Your objective ->
Your task is to copy every line of this material exactly.

***** Records shown

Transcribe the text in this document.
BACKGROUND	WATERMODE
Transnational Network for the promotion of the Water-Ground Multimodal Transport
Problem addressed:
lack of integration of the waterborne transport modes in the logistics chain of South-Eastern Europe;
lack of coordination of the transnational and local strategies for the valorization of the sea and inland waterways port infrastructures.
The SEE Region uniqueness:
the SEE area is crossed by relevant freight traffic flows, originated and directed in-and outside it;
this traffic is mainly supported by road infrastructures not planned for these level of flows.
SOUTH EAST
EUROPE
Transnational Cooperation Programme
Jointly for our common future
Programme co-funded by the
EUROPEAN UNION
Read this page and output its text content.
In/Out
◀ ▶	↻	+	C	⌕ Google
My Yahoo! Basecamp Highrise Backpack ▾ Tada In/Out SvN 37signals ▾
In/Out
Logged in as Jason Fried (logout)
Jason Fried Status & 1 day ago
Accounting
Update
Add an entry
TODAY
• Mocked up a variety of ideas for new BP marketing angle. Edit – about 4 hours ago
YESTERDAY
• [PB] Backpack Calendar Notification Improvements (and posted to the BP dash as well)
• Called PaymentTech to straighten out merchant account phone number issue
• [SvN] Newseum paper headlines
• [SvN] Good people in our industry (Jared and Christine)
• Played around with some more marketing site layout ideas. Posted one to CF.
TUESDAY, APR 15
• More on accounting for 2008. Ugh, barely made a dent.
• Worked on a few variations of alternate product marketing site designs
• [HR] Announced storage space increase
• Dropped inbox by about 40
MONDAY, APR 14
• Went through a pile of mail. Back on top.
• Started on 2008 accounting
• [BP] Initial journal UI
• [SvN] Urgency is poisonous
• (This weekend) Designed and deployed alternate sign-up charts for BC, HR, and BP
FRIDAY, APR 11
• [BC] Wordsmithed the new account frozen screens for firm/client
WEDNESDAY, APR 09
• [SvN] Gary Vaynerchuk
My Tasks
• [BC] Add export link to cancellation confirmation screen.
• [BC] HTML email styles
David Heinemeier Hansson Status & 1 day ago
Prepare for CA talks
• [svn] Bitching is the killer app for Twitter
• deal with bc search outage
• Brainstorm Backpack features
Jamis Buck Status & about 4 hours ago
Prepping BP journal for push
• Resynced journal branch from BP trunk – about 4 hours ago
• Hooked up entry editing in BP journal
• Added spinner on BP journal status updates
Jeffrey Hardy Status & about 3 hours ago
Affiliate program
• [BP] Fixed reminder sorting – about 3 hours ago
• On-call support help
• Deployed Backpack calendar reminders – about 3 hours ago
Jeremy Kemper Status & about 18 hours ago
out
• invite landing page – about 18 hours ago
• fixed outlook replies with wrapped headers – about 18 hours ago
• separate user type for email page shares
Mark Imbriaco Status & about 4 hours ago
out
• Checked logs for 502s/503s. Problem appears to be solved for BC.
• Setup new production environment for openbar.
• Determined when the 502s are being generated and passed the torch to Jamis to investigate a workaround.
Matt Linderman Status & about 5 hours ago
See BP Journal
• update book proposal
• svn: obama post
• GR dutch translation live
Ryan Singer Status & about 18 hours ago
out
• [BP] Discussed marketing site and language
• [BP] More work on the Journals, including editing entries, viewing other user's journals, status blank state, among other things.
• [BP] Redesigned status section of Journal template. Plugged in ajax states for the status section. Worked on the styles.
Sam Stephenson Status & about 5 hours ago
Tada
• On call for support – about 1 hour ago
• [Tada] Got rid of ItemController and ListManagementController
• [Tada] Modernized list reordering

**********

Result of the task ->
Transcribe the text in this document.
BACKGROUND	WATERMODE
Transnational Network for the promotion of the Water-Ground Multimodal Transport
Problem addressed:
lack of integration of the waterborne transport modes in the logistics chain of South-Eastern Europe;
lack of coordination of the transnational and local strategies for the valorization of the sea and inland waterways port infrastructures.
The SEE Region uniqueness:
the SEE area is crossed by relevant freight traffic flows, originated and directed in-and outside it;
this traffic is mainly supported by road infrastructures not planned for these level of flows.
SOUTH EAST
EUROPE
Transnational Cooperation Programme
Jointly for our common future
Programme co-funded by the
EUROPEAN UNION
Read this page and output its text content.
In/Out
◀ ▶	↻	+	C	⌕ Google
My Yahoo! Basecamp Highrise Backpack ▾ Tada In/Out SvN 37signals ▾
In/Out
Logged in as Jason Fried (logout)
Jason Fried Status & 1 day ago
Accounting
Update
Add an entry
TODAY
• Mocked up a variety of ideas for new BP marketing angle. Edit – about 4 hours ago
YESTERDAY
• [PB] Backpack Calendar Notification Improvements (and posted to the BP dash as well)
• Called PaymentTech to straighten out merchant account phone number issue
• [SvN] Newseum paper headlines
• [SvN] Good people in our industry (Jared and Christine)
• Played around with some more marketing site layout ideas. Posted one to CF.
TUESDAY, APR 15
• More on accounting for 2008. Ugh, barely made a dent.
• Worked on a few variations of alternate product marketing site designs
• [HR] Announced storage space increase
• Dropped inbox by about 40
MONDAY, APR 14
• Went through a pile of mail. Back on top.
• Started on 2008 accounting
• [BP] Initial journal UI
• [SvN] Urgency is poisonous
• (This weekend) Designed and deployed alternate sign-up charts for BC, HR, and BP
FRIDAY, APR 11
• [BC] Wordsmithed the new account frozen screens for firm/client
WEDNESDAY, APR 09
• [SvN] Gary Vaynerchuk
My Tasks
• [BC] Add export link to cancellation confirmation screen.
• [BC] HTML email styles
David Heinemeier Hansson Status & 1 day ago
Prepare for CA talks
• [svn] Bitching is the killer app for Twitter
• deal with bc search outage
• Brainstorm Backpack features
Jamis Buck Status & about 4 hours ago
Prepping BP journal for push
• Resynced journal branch from BP trunk – about 4 hours ago
• Hooked up entry editing in BP journal
• Added spinner on BP journal status updates
Jeffrey Hardy Status & about 3 hours ago
Affiliate program
• [BP] Fixed reminder sorting – about 3 hours ago
• On-call support help
• Deployed Backpack calendar reminders – about 3 hours ago
Jeremy Kemper Status & about 18 hours ago
out
• invite landing page – about 18 hours ago
• fixed outlook replies with wrapped headers – about 18 hours ago
• separate user type for email page shares
Mark Imbriaco Status & about 4 hours ago
out
• Checked logs for 502s/503s. Problem appears to be solved for BC.
• Setup new production environment for openbar.
• Determined when the 502s are being generated and passed the torch to Jamis to investigate a workaround.
Matt Linderman Status & about 5 hours ago
See BP Journal
• update book proposal
• svn: obama post
• GR dutch translation live
Ryan Singer Status & about 18 hours ago
out
• [BP] Discussed marketing site and language
• [BP] More work on the Journals, including editing entries, viewing other user's journals, status blank state, among other things.
• [BP] Redesigned status section of Journal template. Plugged in ajax states for the status section. Worked on the styles.
Sam Stephenson Status & about 5 hours ago
Tada
• On call for support – about 1 hour ago
• [Tada] Got rid of ItemController and ListManagementController
• [Tada] Modernized list reordering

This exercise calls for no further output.